#### Entries

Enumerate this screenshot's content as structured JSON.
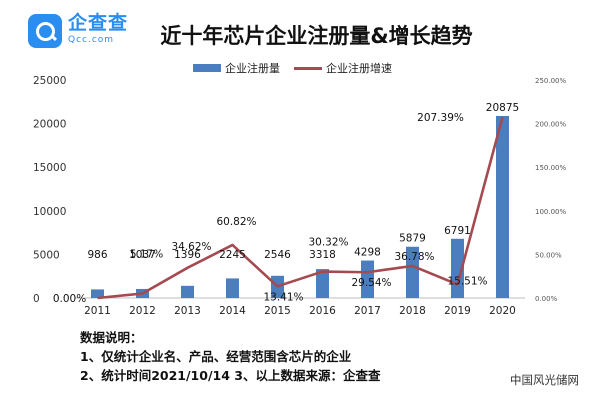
{
  "brand": {
    "name": "企查查",
    "domain": "Qcc.com",
    "color": "#2a8df0",
    "icon": "magnifier-icon"
  },
  "watermark": "中国风光储网",
  "notes": {
    "heading": "数据说明：",
    "line1": "1、仅统计企业名、产品、经营范围含芯片的企业",
    "line2": "2、统计时间2021/10/14   3、以上数据来源：企查查"
  },
  "chart_data": {
    "type": "bar",
    "title": "近十年芯片企业注册量&增长趋势",
    "categories": [
      "2011",
      "2012",
      "2013",
      "2014",
      "2015",
      "2016",
      "2017",
      "2018",
      "2019",
      "2020"
    ],
    "series": [
      {
        "name": "企业注册量",
        "type": "bar",
        "axis": "left",
        "color": "#4a7ebf",
        "values": [
          986,
          1037,
          1396,
          2245,
          2546,
          3318,
          4298,
          5879,
          6791,
          20875
        ],
        "labels": [
          "986",
          "1037",
          "1396",
          "2245",
          "2546",
          "3318",
          "4298",
          "5879",
          "6791",
          "20875"
        ]
      },
      {
        "name": "企业注册增速",
        "type": "line",
        "axis": "right",
        "color": "#a54a50",
        "values": [
          0.0,
          5.17,
          34.62,
          60.82,
          13.41,
          30.32,
          29.54,
          36.78,
          15.51,
          207.39
        ],
        "labels": [
          "0.00%",
          "5.17%",
          "34.62%",
          "60.82%",
          "13.41%",
          "30.32%",
          "29.54%",
          "36.78%",
          "15.51%",
          "207.39%"
        ]
      }
    ],
    "y_left": {
      "ylim": [
        0,
        25000
      ],
      "ticks": [
        "0",
        "5000",
        "10000",
        "15000",
        "20000",
        "25000"
      ]
    },
    "y_right": {
      "ylim": [
        0,
        250
      ],
      "ticks": [
        "0.00%",
        "50.00%",
        "100.00%",
        "150.00%",
        "200.00%",
        "250.00%"
      ]
    },
    "grid": false,
    "legend": "top"
  }
}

########

Short exercise
Quote the full listing above word for word; exclude every picture from the copy.

Written response
Enumerate this screenshot's content as structured JSON.
{
  "brand": {
    "name": "企查查",
    "domain": "Qcc.com",
    "color": "#2a8df0",
    "icon": "magnifier-icon"
  },
  "watermark": "中国风光储网",
  "notes": {
    "heading": "数据说明：",
    "line1": "1、仅统计企业名、产品、经营范围含芯片的企业",
    "line2": "2、统计时间2021/10/14   3、以上数据来源：企查查"
  },
  "chart_data": {
    "type": "bar",
    "title": "近十年芯片企业注册量&增长趋势",
    "categories": [
      "2011",
      "2012",
      "2013",
      "2014",
      "2015",
      "2016",
      "2017",
      "2018",
      "2019",
      "2020"
    ],
    "series": [
      {
        "name": "企业注册量",
        "type": "bar",
        "axis": "left",
        "color": "#4a7ebf",
        "values": [
          986,
          1037,
          1396,
          2245,
          2546,
          3318,
          4298,
          5879,
          6791,
          20875
        ],
        "labels": [
          "986",
          "1037",
          "1396",
          "2245",
          "2546",
          "3318",
          "4298",
          "5879",
          "6791",
          "20875"
        ]
      },
      {
        "name": "企业注册增速",
        "type": "line",
        "axis": "right",
        "color": "#a54a50",
        "values": [
          0.0,
          5.17,
          34.62,
          60.82,
          13.41,
          30.32,
          29.54,
          36.78,
          15.51,
          207.39
        ],
        "labels": [
          "0.00%",
          "5.17%",
          "34.62%",
          "60.82%",
          "13.41%",
          "30.32%",
          "29.54%",
          "36.78%",
          "15.51%",
          "207.39%"
        ]
      }
    ],
    "y_left": {
      "ylim": [
        0,
        25000
      ],
      "ticks": [
        "0",
        "5000",
        "10000",
        "15000",
        "20000",
        "25000"
      ]
    },
    "y_right": {
      "ylim": [
        0,
        250
      ],
      "ticks": [
        "0.00%",
        "50.00%",
        "100.00%",
        "150.00%",
        "200.00%",
        "250.00%"
      ]
    },
    "grid": false,
    "legend": "top"
  }
}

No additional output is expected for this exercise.